:: Input for this task ::

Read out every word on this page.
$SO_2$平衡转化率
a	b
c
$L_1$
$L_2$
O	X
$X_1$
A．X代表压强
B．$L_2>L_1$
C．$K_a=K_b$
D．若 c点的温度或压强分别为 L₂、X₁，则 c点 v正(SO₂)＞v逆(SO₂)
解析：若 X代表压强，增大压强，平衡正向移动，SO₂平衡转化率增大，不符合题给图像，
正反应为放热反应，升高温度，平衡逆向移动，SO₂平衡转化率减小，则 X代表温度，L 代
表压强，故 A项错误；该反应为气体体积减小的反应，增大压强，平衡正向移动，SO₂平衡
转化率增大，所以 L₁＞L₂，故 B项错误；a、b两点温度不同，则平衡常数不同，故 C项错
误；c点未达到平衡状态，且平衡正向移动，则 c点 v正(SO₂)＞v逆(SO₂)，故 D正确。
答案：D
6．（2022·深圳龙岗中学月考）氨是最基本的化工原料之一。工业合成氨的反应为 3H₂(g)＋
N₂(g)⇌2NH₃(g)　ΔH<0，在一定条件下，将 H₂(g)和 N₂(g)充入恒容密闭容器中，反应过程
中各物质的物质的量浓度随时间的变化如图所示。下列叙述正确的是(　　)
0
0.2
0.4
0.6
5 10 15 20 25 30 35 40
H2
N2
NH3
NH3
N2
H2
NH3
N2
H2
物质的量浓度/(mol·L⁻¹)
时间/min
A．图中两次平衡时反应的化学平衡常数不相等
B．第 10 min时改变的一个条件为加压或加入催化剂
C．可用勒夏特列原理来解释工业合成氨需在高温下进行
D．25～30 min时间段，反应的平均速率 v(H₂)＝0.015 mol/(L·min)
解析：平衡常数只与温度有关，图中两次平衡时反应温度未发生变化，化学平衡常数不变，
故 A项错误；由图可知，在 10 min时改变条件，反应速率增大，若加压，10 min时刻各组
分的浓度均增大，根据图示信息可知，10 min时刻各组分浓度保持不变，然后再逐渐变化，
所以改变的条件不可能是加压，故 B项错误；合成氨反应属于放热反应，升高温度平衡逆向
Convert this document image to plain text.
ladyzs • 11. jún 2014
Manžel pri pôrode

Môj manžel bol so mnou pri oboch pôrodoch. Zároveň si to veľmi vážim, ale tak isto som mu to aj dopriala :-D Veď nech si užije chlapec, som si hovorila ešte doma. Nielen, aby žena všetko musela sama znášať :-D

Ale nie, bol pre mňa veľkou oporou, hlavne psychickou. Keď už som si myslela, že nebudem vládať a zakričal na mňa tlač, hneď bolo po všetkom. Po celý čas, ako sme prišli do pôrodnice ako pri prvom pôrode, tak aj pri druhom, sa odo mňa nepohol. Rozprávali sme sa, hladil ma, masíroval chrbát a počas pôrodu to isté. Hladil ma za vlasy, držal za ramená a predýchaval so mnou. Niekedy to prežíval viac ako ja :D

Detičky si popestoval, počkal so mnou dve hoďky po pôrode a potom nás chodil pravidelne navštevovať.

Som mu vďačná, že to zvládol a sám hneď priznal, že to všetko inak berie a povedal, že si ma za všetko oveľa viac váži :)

:::

> [Task goal] Show the lines where the word "增大压强" appears in the entries.

> [Solution to this exercise]
解析：若 X代表压强，增大压强，平衡正向移动，SO₂平衡转化率增大，不符合题给图像，
表压强，故 A项错误；该反应为气体体积减小的反应，增大压强，平衡正向移动，SO₂平衡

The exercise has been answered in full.